Would you pull out every line of the material that contains the string "name"?

[Start]

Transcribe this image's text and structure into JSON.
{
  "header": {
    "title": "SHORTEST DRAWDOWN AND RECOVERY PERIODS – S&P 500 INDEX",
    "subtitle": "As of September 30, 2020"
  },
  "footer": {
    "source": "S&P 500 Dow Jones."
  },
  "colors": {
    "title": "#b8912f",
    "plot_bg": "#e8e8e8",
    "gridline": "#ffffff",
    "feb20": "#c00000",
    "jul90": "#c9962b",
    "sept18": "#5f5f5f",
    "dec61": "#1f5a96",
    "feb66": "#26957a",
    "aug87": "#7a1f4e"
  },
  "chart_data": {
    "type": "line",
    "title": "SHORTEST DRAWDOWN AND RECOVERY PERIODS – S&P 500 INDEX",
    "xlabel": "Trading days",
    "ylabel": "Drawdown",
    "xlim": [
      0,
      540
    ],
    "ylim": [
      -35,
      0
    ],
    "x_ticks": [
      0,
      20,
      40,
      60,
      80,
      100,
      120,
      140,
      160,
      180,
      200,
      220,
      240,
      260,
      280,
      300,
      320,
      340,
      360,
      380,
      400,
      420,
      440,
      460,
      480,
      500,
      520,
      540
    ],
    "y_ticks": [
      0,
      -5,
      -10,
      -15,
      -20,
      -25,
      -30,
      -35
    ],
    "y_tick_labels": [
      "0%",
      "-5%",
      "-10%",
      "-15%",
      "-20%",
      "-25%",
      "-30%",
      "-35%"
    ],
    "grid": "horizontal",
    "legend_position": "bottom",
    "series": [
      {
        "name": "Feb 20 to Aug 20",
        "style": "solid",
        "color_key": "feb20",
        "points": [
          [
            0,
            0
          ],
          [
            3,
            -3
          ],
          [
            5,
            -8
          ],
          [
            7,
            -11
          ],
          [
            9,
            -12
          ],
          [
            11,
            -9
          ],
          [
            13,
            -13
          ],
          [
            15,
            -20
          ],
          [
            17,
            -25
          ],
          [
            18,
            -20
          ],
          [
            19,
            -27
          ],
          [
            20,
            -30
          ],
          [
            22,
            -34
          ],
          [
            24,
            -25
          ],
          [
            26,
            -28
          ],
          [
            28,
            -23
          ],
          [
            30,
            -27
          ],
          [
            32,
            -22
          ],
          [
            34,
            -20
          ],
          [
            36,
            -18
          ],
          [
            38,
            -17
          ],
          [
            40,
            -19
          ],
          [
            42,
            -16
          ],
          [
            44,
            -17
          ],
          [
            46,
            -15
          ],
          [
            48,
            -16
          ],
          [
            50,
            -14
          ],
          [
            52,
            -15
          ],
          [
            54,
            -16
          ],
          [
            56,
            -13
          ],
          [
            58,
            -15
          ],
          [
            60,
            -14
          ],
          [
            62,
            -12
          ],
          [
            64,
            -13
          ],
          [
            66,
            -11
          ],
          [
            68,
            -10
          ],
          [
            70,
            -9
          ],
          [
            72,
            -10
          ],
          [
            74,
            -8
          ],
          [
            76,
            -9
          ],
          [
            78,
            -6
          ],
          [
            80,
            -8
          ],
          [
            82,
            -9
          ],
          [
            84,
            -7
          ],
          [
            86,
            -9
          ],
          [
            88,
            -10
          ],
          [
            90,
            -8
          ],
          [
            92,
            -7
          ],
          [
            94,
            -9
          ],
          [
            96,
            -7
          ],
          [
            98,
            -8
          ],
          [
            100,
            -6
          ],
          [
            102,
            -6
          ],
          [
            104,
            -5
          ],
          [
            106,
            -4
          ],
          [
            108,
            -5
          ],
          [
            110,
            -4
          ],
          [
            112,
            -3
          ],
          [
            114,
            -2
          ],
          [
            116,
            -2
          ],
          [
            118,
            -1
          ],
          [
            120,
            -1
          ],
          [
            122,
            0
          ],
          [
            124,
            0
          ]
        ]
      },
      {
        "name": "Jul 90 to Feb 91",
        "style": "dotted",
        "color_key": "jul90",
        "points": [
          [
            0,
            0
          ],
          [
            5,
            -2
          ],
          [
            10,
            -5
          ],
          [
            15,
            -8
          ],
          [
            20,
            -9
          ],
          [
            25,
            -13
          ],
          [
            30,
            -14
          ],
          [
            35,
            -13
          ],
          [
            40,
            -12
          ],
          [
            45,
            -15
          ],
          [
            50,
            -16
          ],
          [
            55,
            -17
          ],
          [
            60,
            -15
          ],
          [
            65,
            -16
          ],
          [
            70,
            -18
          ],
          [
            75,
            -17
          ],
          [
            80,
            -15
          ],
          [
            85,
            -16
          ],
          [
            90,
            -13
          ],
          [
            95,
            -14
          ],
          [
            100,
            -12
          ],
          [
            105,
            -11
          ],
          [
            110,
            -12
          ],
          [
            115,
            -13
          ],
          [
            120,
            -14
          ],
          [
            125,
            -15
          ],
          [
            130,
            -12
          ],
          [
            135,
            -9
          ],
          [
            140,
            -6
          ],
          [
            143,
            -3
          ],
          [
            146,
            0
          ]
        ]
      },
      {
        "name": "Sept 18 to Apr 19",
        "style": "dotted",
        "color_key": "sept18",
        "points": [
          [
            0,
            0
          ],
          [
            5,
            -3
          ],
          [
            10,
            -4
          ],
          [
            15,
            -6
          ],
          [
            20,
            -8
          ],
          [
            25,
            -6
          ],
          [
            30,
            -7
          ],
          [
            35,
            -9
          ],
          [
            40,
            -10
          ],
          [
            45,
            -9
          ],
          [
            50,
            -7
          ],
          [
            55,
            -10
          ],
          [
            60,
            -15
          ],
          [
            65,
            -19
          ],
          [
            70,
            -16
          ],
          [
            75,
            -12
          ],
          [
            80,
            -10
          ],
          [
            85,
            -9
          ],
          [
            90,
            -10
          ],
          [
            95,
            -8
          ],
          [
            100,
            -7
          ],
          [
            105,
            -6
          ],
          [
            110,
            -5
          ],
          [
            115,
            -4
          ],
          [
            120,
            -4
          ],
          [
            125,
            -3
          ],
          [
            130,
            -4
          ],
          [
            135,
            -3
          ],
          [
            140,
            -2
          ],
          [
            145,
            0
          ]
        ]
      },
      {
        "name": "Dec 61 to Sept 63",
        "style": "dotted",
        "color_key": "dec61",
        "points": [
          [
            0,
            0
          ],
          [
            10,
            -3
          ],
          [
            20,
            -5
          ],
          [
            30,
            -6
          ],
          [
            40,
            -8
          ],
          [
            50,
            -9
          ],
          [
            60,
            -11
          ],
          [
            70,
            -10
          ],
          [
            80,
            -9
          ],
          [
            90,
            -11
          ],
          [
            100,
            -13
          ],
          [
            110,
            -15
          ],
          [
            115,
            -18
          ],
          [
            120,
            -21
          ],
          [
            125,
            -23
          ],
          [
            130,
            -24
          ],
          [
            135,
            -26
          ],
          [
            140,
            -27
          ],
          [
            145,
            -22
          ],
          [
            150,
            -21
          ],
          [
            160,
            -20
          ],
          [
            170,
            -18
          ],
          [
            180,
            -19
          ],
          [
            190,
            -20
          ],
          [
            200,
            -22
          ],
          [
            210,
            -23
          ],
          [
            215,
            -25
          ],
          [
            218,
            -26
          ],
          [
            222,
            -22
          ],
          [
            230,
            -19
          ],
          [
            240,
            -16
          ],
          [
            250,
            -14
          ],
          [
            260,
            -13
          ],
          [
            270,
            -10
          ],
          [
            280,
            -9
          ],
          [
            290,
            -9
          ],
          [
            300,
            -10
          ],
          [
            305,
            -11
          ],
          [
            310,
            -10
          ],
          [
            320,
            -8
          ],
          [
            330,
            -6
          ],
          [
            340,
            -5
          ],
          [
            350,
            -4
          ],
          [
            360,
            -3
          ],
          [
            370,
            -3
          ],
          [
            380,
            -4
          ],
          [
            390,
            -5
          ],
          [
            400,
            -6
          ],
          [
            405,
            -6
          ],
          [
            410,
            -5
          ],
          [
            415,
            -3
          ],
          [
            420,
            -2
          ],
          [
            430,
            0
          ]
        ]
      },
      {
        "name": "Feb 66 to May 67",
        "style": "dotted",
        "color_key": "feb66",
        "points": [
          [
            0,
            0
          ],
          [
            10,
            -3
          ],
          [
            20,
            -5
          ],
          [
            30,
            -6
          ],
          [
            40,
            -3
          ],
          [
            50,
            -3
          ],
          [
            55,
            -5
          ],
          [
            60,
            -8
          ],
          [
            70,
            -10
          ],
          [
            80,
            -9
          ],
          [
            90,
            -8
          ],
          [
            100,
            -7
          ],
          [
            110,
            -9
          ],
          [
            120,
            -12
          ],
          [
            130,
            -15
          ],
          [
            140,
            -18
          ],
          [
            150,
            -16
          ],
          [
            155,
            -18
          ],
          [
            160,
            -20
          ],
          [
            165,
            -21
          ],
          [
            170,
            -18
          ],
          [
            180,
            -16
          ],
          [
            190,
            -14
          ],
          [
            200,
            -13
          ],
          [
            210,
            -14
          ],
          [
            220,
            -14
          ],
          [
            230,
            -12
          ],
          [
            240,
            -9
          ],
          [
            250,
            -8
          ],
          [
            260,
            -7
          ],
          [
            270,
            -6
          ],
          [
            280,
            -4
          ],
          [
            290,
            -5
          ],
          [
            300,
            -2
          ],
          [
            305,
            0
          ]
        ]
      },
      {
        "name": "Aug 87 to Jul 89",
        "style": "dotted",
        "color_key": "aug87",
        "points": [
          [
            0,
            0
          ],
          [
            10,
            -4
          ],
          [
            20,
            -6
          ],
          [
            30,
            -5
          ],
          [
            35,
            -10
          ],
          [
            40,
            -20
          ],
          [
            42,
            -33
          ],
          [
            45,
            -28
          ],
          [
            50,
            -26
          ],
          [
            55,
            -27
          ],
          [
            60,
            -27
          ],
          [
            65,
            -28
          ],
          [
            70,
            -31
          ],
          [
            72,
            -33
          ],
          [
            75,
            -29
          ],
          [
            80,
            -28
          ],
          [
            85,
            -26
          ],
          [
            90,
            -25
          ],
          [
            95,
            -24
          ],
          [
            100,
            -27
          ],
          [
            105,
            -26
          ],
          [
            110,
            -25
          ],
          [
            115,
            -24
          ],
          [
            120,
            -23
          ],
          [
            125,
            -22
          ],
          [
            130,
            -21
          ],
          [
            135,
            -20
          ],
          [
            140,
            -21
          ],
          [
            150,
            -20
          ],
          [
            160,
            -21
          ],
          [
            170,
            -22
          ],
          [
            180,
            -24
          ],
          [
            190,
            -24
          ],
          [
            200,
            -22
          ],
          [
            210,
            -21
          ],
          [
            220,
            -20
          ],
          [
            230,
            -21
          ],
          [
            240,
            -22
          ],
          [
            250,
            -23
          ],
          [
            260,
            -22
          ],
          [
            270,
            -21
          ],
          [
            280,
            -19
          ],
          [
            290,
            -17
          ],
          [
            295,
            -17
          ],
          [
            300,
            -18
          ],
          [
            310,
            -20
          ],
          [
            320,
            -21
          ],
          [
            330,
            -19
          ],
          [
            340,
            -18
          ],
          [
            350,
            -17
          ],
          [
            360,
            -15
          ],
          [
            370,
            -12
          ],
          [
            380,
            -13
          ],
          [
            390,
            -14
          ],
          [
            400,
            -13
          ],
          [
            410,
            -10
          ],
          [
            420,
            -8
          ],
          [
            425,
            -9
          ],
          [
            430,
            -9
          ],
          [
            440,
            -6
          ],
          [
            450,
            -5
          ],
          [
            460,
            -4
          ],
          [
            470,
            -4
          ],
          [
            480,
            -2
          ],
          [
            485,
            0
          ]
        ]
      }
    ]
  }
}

[End]

# Completed exercise
        "name": "Feb 20 to Aug 20",
        "name": "Jul 90 to Feb 91",
        "name": "Sept 18 to Apr 19",
        "name": "Dec 61 to Sept 63",
        "name": "Feb 66 to May 67",
        "name": "Aug 87 to Jul 89",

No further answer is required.